THE EXERCISE: Using the listing below, extract each line that has the word "object" in it.

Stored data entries

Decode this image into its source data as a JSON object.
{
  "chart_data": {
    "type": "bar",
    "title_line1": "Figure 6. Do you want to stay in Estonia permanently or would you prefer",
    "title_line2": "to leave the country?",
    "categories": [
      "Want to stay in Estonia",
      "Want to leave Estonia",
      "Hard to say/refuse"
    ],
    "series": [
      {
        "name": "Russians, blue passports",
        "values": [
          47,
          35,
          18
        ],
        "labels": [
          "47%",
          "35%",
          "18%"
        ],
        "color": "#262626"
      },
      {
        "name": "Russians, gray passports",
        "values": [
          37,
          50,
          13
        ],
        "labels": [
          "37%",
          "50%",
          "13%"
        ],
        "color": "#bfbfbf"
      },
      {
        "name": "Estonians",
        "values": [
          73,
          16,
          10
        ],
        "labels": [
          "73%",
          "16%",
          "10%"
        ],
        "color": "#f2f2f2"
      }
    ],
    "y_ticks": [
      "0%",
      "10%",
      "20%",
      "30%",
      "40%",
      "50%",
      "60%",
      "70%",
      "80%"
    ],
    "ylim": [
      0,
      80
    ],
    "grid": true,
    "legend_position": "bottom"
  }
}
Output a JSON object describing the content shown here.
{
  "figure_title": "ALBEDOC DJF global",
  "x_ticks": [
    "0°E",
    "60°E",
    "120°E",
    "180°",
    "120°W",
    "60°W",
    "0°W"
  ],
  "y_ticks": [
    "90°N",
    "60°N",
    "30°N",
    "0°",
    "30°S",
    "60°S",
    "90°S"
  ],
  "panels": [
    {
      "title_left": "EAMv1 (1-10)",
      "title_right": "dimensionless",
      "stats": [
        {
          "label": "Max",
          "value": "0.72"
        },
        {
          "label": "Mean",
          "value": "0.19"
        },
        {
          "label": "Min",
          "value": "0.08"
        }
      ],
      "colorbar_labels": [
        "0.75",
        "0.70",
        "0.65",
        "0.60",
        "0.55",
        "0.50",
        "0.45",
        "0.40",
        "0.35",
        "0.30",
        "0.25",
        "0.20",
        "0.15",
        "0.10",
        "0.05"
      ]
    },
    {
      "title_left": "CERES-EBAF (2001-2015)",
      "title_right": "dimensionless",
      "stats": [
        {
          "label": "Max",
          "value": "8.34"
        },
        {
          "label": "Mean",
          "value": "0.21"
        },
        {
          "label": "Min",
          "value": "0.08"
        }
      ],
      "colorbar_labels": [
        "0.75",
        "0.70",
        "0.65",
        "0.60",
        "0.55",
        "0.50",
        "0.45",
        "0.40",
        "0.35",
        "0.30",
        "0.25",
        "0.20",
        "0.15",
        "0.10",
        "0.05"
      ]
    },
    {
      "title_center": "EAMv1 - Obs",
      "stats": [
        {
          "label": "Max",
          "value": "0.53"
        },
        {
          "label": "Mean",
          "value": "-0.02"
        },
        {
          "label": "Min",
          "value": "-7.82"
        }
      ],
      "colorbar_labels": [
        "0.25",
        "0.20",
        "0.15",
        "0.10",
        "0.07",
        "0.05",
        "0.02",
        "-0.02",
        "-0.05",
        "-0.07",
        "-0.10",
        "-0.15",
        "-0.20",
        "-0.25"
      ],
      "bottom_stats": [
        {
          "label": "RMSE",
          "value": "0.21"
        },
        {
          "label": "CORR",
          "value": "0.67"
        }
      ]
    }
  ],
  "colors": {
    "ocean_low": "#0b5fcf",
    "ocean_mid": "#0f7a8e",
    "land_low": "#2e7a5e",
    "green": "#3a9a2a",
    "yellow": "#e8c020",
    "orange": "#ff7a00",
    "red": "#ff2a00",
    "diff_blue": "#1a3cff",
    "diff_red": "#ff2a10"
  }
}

---

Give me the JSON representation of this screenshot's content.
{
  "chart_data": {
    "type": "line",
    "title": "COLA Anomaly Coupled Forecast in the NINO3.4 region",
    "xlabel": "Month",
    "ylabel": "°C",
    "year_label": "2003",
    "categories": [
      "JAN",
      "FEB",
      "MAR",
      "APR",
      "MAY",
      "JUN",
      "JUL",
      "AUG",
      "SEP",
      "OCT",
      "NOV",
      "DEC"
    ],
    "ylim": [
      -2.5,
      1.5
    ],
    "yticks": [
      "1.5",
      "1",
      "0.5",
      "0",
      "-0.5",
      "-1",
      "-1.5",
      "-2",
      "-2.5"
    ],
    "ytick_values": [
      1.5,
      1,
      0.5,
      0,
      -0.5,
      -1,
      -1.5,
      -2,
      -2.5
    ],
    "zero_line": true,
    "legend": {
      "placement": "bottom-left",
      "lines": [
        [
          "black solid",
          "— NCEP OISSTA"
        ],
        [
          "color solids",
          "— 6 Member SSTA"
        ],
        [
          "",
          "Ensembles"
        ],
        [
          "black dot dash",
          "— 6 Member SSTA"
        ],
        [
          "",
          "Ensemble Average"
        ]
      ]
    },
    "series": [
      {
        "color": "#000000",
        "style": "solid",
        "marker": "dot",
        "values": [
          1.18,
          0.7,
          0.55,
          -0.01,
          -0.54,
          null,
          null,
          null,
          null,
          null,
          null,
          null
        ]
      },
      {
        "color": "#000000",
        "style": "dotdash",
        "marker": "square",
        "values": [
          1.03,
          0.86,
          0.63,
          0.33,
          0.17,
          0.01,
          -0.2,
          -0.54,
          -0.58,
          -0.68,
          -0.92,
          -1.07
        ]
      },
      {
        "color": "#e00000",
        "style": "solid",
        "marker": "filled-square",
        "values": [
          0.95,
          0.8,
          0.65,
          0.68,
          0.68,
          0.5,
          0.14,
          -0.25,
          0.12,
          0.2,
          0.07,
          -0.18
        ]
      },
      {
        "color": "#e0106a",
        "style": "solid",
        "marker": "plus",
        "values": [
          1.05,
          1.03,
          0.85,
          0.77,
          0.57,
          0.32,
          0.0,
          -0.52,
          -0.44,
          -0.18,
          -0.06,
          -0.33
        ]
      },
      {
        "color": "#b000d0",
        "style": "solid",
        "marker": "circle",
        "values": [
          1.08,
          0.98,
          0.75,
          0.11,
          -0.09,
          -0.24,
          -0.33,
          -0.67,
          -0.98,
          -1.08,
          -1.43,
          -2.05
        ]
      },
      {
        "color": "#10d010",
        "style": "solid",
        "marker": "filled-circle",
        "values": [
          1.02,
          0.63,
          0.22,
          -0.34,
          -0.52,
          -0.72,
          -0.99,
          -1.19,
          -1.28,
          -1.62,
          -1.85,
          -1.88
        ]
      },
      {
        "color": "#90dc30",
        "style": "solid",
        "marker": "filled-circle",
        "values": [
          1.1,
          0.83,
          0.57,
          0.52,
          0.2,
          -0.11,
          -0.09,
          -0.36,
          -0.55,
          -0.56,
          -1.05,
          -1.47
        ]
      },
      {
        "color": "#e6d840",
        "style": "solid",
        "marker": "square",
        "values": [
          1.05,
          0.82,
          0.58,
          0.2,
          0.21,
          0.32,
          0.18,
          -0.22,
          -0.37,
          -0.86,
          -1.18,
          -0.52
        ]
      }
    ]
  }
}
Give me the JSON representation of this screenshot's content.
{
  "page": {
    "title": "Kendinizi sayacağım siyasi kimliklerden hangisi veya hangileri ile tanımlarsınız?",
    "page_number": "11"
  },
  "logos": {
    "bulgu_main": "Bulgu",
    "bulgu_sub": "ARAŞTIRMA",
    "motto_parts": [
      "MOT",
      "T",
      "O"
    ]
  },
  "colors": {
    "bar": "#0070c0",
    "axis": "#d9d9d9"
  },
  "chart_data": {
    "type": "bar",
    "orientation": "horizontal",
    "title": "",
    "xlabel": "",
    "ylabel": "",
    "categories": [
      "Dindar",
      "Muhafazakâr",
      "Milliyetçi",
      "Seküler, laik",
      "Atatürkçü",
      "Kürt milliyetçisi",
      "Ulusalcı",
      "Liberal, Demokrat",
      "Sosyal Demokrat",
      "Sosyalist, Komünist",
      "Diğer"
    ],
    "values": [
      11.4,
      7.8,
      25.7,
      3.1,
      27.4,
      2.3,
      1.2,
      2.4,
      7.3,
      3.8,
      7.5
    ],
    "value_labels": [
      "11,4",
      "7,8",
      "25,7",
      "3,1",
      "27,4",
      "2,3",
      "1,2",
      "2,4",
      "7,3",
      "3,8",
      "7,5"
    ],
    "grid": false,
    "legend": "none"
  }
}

RESULT:
Decode this image into its source data as a JSON object.
Output a JSON object describing the content shown here.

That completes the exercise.